▸ AIM OF THE EXERCISE: Look through the data below. Show each line where the string "просроченной" occurs.

▸ Dataset entries:
>> begin

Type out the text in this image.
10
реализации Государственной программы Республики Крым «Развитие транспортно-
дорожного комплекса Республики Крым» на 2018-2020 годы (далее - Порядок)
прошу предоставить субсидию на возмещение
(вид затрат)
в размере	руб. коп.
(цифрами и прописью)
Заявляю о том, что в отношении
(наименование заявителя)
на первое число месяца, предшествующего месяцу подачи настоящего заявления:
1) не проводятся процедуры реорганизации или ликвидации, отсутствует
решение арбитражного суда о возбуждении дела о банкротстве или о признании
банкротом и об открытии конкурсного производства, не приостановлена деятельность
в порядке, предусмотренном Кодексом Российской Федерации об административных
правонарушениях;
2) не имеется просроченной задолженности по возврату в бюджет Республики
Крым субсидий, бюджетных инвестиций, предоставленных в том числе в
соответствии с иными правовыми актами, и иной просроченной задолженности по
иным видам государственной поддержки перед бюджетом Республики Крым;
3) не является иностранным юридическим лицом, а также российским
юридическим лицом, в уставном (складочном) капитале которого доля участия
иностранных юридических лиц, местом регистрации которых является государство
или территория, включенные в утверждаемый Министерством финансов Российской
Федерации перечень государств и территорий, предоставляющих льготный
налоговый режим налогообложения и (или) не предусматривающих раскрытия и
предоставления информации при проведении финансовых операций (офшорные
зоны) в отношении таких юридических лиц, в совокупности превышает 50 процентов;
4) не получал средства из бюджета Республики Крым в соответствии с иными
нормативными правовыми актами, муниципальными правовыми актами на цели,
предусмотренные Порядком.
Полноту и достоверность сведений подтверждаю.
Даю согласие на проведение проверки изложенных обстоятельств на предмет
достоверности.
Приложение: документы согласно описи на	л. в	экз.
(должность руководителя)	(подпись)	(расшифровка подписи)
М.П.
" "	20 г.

>> end

▸ RESPONSE TO THE TASK:
2) не имеется просроченной задолженности по возврату в бюджет Республики
соответствии с иными правовыми актами, и иной просроченной задолженности по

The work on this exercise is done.